++++ Task data ++++

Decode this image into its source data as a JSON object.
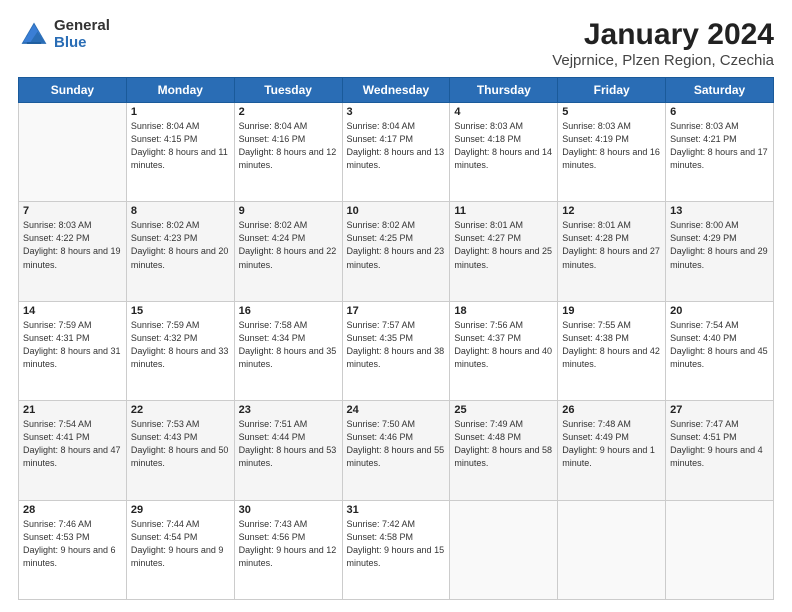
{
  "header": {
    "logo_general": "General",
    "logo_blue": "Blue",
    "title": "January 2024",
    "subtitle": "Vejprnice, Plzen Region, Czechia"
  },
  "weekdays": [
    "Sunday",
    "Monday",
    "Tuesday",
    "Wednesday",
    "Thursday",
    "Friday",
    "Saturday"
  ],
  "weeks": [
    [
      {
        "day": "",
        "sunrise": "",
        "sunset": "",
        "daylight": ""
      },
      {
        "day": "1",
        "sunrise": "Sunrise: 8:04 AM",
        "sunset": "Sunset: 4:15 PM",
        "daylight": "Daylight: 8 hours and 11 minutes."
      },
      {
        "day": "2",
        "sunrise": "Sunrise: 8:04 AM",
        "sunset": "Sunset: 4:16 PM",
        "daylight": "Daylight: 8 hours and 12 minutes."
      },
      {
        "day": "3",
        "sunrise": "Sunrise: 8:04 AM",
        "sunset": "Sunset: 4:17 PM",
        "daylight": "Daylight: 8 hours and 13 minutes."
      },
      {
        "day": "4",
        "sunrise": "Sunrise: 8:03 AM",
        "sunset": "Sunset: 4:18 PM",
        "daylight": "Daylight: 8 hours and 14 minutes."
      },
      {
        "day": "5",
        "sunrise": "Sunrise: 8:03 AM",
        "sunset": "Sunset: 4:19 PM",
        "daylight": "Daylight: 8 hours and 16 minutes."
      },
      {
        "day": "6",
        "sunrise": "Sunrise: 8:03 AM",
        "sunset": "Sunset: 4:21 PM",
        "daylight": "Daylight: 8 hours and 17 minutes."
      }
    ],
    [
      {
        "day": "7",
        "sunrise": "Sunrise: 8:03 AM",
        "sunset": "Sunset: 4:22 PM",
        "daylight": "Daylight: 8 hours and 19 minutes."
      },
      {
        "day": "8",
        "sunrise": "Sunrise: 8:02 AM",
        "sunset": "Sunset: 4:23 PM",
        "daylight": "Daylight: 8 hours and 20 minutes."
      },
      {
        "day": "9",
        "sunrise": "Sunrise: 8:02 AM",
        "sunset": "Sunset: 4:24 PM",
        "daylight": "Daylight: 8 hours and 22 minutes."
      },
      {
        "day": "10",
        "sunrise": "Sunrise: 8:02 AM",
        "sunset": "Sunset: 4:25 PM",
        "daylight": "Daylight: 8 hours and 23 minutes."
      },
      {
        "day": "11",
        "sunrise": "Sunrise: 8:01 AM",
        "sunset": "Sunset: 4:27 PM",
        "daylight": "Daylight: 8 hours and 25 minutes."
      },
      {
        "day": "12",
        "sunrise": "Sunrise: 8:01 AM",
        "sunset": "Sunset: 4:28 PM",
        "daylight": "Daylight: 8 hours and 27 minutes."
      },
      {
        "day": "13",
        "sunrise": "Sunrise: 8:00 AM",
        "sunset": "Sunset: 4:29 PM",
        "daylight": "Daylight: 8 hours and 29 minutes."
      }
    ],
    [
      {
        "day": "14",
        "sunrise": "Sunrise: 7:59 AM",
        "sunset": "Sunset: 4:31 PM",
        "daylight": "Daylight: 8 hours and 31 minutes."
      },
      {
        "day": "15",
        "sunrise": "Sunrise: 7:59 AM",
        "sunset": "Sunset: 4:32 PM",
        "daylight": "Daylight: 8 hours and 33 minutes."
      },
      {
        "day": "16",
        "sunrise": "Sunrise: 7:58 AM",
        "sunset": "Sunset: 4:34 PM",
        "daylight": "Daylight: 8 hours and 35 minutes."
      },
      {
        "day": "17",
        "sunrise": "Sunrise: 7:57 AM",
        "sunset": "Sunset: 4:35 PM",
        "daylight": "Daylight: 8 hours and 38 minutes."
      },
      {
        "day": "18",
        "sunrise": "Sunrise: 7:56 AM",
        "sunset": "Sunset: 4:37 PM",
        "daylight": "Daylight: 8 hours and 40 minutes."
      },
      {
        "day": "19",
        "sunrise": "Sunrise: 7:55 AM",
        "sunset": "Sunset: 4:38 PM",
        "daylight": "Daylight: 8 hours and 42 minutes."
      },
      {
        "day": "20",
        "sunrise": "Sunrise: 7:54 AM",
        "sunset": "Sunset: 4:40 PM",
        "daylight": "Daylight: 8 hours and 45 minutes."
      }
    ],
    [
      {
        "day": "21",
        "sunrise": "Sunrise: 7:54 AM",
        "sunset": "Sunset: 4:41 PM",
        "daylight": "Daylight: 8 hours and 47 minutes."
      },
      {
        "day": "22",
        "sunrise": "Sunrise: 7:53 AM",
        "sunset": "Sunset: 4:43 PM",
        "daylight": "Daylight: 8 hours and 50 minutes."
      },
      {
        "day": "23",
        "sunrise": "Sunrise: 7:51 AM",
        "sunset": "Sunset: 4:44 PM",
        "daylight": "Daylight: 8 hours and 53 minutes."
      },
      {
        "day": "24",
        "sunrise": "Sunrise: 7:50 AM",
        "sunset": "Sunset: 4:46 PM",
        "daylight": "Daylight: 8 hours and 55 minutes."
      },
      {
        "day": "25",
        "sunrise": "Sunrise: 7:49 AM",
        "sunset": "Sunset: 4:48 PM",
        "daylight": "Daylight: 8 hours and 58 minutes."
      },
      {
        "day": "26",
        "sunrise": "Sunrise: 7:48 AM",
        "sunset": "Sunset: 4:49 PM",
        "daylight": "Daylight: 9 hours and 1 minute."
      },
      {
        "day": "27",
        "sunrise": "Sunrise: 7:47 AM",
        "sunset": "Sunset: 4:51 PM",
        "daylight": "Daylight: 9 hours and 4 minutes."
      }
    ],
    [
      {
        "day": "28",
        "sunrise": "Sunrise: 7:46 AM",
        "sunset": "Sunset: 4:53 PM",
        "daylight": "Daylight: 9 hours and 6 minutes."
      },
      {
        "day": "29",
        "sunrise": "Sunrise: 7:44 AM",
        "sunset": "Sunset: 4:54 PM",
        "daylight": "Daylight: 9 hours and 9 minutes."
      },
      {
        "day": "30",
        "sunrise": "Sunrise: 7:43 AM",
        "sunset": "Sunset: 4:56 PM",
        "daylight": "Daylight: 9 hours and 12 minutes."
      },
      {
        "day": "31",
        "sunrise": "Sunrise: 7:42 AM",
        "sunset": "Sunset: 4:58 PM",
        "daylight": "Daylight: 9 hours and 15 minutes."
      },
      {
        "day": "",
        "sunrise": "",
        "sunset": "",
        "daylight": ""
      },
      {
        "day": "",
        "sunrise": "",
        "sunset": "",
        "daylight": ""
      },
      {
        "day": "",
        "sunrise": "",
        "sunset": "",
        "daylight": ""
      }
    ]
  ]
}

++++

Written task: Reproduce the records verbatim, omitting all images they contain.

Answer in full:
Decode this image into its source data as a JSON object.
{
  "header": {
    "logo_general": "General",
    "logo_blue": "Blue",
    "title": "January 2024",
    "subtitle": "Vejprnice, Plzen Region, Czechia"
  },
  "weekdays": [
    "Sunday",
    "Monday",
    "Tuesday",
    "Wednesday",
    "Thursday",
    "Friday",
    "Saturday"
  ],
  "weeks": [
    [
      {
        "day": "",
        "sunrise": "",
        "sunset": "",
        "daylight": ""
      },
      {
        "day": "1",
        "sunrise": "Sunrise: 8:04 AM",
        "sunset": "Sunset: 4:15 PM",
        "daylight": "Daylight: 8 hours and 11 minutes."
      },
      {
        "day": "2",
        "sunrise": "Sunrise: 8:04 AM",
        "sunset": "Sunset: 4:16 PM",
        "daylight": "Daylight: 8 hours and 12 minutes."
      },
      {
        "day": "3",
        "sunrise": "Sunrise: 8:04 AM",
        "sunset": "Sunset: 4:17 PM",
        "daylight": "Daylight: 8 hours and 13 minutes."
      },
      {
        "day": "4",
        "sunrise": "Sunrise: 8:03 AM",
        "sunset": "Sunset: 4:18 PM",
        "daylight": "Daylight: 8 hours and 14 minutes."
      },
      {
        "day": "5",
        "sunrise": "Sunrise: 8:03 AM",
        "sunset": "Sunset: 4:19 PM",
        "daylight": "Daylight: 8 hours and 16 minutes."
      },
      {
        "day": "6",
        "sunrise": "Sunrise: 8:03 AM",
        "sunset": "Sunset: 4:21 PM",
        "daylight": "Daylight: 8 hours and 17 minutes."
      }
    ],
    [
      {
        "day": "7",
        "sunrise": "Sunrise: 8:03 AM",
        "sunset": "Sunset: 4:22 PM",
        "daylight": "Daylight: 8 hours and 19 minutes."
      },
      {
        "day": "8",
        "sunrise": "Sunrise: 8:02 AM",
        "sunset": "Sunset: 4:23 PM",
        "daylight": "Daylight: 8 hours and 20 minutes."
      },
      {
        "day": "9",
        "sunrise": "Sunrise: 8:02 AM",
        "sunset": "Sunset: 4:24 PM",
        "daylight": "Daylight: 8 hours and 22 minutes."
      },
      {
        "day": "10",
        "sunrise": "Sunrise: 8:02 AM",
        "sunset": "Sunset: 4:25 PM",
        "daylight": "Daylight: 8 hours and 23 minutes."
      },
      {
        "day": "11",
        "sunrise": "Sunrise: 8:01 AM",
        "sunset": "Sunset: 4:27 PM",
        "daylight": "Daylight: 8 hours and 25 minutes."
      },
      {
        "day": "12",
        "sunrise": "Sunrise: 8:01 AM",
        "sunset": "Sunset: 4:28 PM",
        "daylight": "Daylight: 8 hours and 27 minutes."
      },
      {
        "day": "13",
        "sunrise": "Sunrise: 8:00 AM",
        "sunset": "Sunset: 4:29 PM",
        "daylight": "Daylight: 8 hours and 29 minutes."
      }
    ],
    [
      {
        "day": "14",
        "sunrise": "Sunrise: 7:59 AM",
        "sunset": "Sunset: 4:31 PM",
        "daylight": "Daylight: 8 hours and 31 minutes."
      },
      {
        "day": "15",
        "sunrise": "Sunrise: 7:59 AM",
        "sunset": "Sunset: 4:32 PM",
        "daylight": "Daylight: 8 hours and 33 minutes."
      },
      {
        "day": "16",
        "sunrise": "Sunrise: 7:58 AM",
        "sunset": "Sunset: 4:34 PM",
        "daylight": "Daylight: 8 hours and 35 minutes."
      },
      {
        "day": "17",
        "sunrise": "Sunrise: 7:57 AM",
        "sunset": "Sunset: 4:35 PM",
        "daylight": "Daylight: 8 hours and 38 minutes."
      },
      {
        "day": "18",
        "sunrise": "Sunrise: 7:56 AM",
        "sunset": "Sunset: 4:37 PM",
        "daylight": "Daylight: 8 hours and 40 minutes."
      },
      {
        "day": "19",
        "sunrise": "Sunrise: 7:55 AM",
        "sunset": "Sunset: 4:38 PM",
        "daylight": "Daylight: 8 hours and 42 minutes."
      },
      {
        "day": "20",
        "sunrise": "Sunrise: 7:54 AM",
        "sunset": "Sunset: 4:40 PM",
        "daylight": "Daylight: 8 hours and 45 minutes."
      }
    ],
    [
      {
        "day": "21",
        "sunrise": "Sunrise: 7:54 AM",
        "sunset": "Sunset: 4:41 PM",
        "daylight": "Daylight: 8 hours and 47 minutes."
      },
      {
        "day": "22",
        "sunrise": "Sunrise: 7:53 AM",
        "sunset": "Sunset: 4:43 PM",
        "daylight": "Daylight: 8 hours and 50 minutes."
      },
      {
        "day": "23",
        "sunrise": "Sunrise: 7:51 AM",
        "sunset": "Sunset: 4:44 PM",
        "daylight": "Daylight: 8 hours and 53 minutes."
      },
      {
        "day": "24",
        "sunrise": "Sunrise: 7:50 AM",
        "sunset": "Sunset: 4:46 PM",
        "daylight": "Daylight: 8 hours and 55 minutes."
      },
      {
        "day": "25",
        "sunrise": "Sunrise: 7:49 AM",
        "sunset": "Sunset: 4:48 PM",
        "daylight": "Daylight: 8 hours and 58 minutes."
      },
      {
        "day": "26",
        "sunrise": "Sunrise: 7:48 AM",
        "sunset": "Sunset: 4:49 PM",
        "daylight": "Daylight: 9 hours and 1 minute."
      },
      {
        "day": "27",
        "sunrise": "Sunrise: 7:47 AM",
        "sunset": "Sunset: 4:51 PM",
        "daylight": "Daylight: 9 hours and 4 minutes."
      }
    ],
    [
      {
        "day": "28",
        "sunrise": "Sunrise: 7:46 AM",
        "sunset": "Sunset: 4:53 PM",
        "daylight": "Daylight: 9 hours and 6 minutes."
      },
      {
        "day": "29",
        "sunrise": "Sunrise: 7:44 AM",
        "sunset": "Sunset: 4:54 PM",
        "daylight": "Daylight: 9 hours and 9 minutes."
      },
      {
        "day": "30",
        "sunrise": "Sunrise: 7:43 AM",
        "sunset": "Sunset: 4:56 PM",
        "daylight": "Daylight: 9 hours and 12 minutes."
      },
      {
        "day": "31",
        "sunrise": "Sunrise: 7:42 AM",
        "sunset": "Sunset: 4:58 PM",
        "daylight": "Daylight: 9 hours and 15 minutes."
      },
      {
        "day": "",
        "sunrise": "",
        "sunset": "",
        "daylight": ""
      },
      {
        "day": "",
        "sunrise": "",
        "sunset": "",
        "daylight": ""
      },
      {
        "day": "",
        "sunrise": "",
        "sunset": "",
        "daylight": ""
      }
    ]
  ]
}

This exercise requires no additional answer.